▸ Given exercise
Pick out every line below that contains the string "stop", treating uppercase and lowercase as different.

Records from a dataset
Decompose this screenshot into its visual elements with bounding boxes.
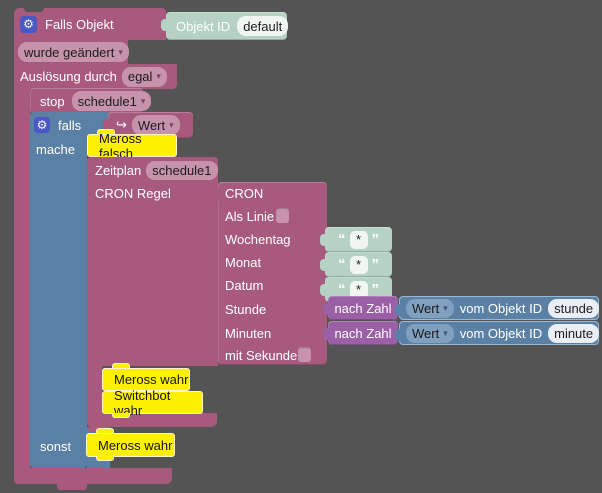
top-notch-cut	[24, 8, 44, 12]
stunde-label: Stunde	[225, 302, 267, 317]
wert-vom-objekt-block-minuten[interactable]: Wert ▾ vom Objekt ID minute	[395, 321, 600, 345]
trigger-by-dropdown-value: egal	[127, 69, 153, 84]
if-block-header[interactable]: ⚙ falls	[30, 112, 110, 138]
open-quote-icon: “	[338, 281, 346, 298]
trigger-block-header[interactable]: ⚙ Falls Objekt	[14, 8, 166, 40]
chevron-down-icon: ▾	[118, 46, 123, 57]
trigger-block-row-trigger: Auslösung durch egal ▾	[14, 64, 177, 89]
gear-icon[interactable]: ⚙	[20, 15, 37, 33]
action-label: Switchbot wahr	[114, 387, 171, 418]
close-quote-icon: ”	[371, 281, 380, 298]
mit-sekunden-checkbox[interactable]	[298, 347, 311, 362]
wert-dropdown[interactable]: Wert ▾	[406, 323, 454, 343]
string-input[interactable]: *	[349, 255, 368, 274]
zeitplan-label: Zeitplan	[95, 163, 142, 178]
action-label: Meross wahr	[114, 372, 189, 387]
close-quote-icon: ”	[371, 231, 380, 248]
connector-tab	[97, 129, 115, 135]
nach-zahl-label: nach Zahl	[334, 300, 392, 316]
stop-label: stop	[40, 93, 65, 109]
chevron-down-icon: ▾	[443, 327, 448, 338]
cron-block[interactable]: CRON Als Linie Wochentag Monat Datum Stu…	[213, 182, 327, 365]
zeitplan-name-input[interactable]: schedule1	[146, 161, 218, 180]
zeitplan-block-left-wall	[87, 366, 102, 413]
changed-dropdown[interactable]: wurde geändert ▾	[18, 42, 129, 62]
chevron-down-icon: ▾	[169, 119, 174, 130]
if-block-left-wall: mache sonst	[30, 138, 87, 468]
wert-dropdown-value: Wert	[412, 325, 440, 341]
nach-zahl-label: nach Zahl	[334, 325, 392, 341]
open-quote-icon: “	[338, 256, 346, 273]
vom-objekt-id-label: vom Objekt ID	[459, 325, 543, 341]
value-arrow-icon: ↪	[116, 117, 127, 132]
open-quote-icon: “	[338, 231, 346, 248]
trigger-block-bottom-bar	[14, 468, 172, 484]
changed-dropdown-value: wurde geändert	[24, 44, 115, 60]
vom-objekt-id-label: vom Objekt ID	[459, 300, 543, 316]
wochentag-label: Wochentag	[225, 232, 291, 247]
connector-tab	[112, 363, 130, 369]
als-linie-checkbox[interactable]	[276, 208, 289, 223]
nach-zahl-block-stunde[interactable]: nach Zahl	[323, 296, 398, 320]
cron-title: CRON	[225, 186, 264, 201]
minuten-label: Minuten	[225, 326, 272, 341]
action-block-meross-wahr[interactable]: Meross wahr	[102, 368, 190, 391]
next-connector-tab	[57, 484, 87, 490]
mit-sekunden-label: mit Sekunden	[225, 348, 305, 363]
chevron-down-icon: ▾	[443, 302, 448, 313]
wert-dropdown[interactable]: Wert ▾	[131, 115, 180, 135]
else-label: sonst	[40, 439, 72, 454]
objekt-id-input[interactable]: default	[237, 16, 289, 36]
objekt-id-label: Objekt ID	[176, 18, 231, 34]
action-block-meross-wahr-sonst[interactable]: Meross wahr	[86, 433, 175, 457]
als-linie-label: Als Linie	[225, 209, 275, 224]
wert-vom-objekt-block-stunde[interactable]: Wert ▾ vom Objekt ID stunde	[395, 296, 600, 320]
wert-dropdown[interactable]: Wert ▾	[406, 298, 454, 318]
action-label: Meross wahr	[98, 437, 173, 453]
oid-input[interactable]: stunde	[548, 298, 600, 318]
next-connector-tab	[88, 427, 103, 432]
string-block-wochentag[interactable]: “ * ”	[320, 227, 392, 252]
trigger-block-left-wall	[14, 89, 30, 468]
chevron-down-icon: ▾	[140, 95, 146, 106]
trigger-block-title: Falls Objekt	[45, 16, 114, 32]
connector-tab	[96, 456, 114, 461]
gear-icon[interactable]: ⚙	[34, 117, 50, 133]
stop-block[interactable]: stop schedule1 ▾	[30, 88, 152, 114]
trigger-by-dropdown[interactable]: egal ▾	[121, 66, 167, 87]
trigger-block-row-changed: wurde geändert ▾	[14, 40, 129, 64]
wert-trigger-value-block[interactable]: ↪ Wert ▾	[103, 112, 193, 138]
zeitplan-block-body[interactable]: Zeitplan schedule1 CRON Regel	[87, 157, 218, 366]
action-block-meross-falsch[interactable]: Meross falsch	[87, 131, 177, 161]
objekt-id-block[interactable]: Objekt ID default	[161, 12, 289, 40]
connector-tab	[112, 413, 130, 418]
action-block-switchbot-wahr[interactable]: Switchbot wahr	[102, 388, 203, 418]
close-quote-icon: ”	[371, 256, 380, 273]
if-label: falls	[58, 117, 82, 133]
stop-schedule-value: schedule1	[77, 93, 137, 109]
string-input[interactable]: *	[349, 280, 368, 299]
wert-dropdown-value: Wert	[412, 300, 440, 316]
cron-rule-label: CRON Regel	[95, 186, 171, 201]
datum-label: Datum	[225, 278, 264, 293]
nach-zahl-block-minuten[interactable]: nach Zahl	[323, 321, 398, 345]
connector-tab	[96, 428, 114, 434]
stop-schedule-dropdown[interactable]: schedule1 ▾	[71, 91, 152, 111]
wert-dropdown-value: Wert	[137, 117, 166, 133]
oid-input[interactable]: minute	[548, 323, 600, 343]
trigger-by-label: Auslösung durch	[20, 69, 117, 84]
string-block-monat[interactable]: “ * ”	[320, 252, 392, 277]
string-input[interactable]: *	[349, 230, 368, 249]
monat-label: Monat	[225, 255, 262, 270]
chevron-down-icon: ▾	[156, 71, 161, 81]
do-label: mache	[36, 142, 76, 157]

▸ Final result
stop-label: stop	[40, 93, 65, 109]
stop-block[interactable]: stop schedule1 ▾	[30, 88, 152, 114]
stop-schedule-value: schedule1	[77, 93, 137, 109]
stop-schedule-dropdown[interactable]: schedule1 ▾	[71, 91, 152, 111]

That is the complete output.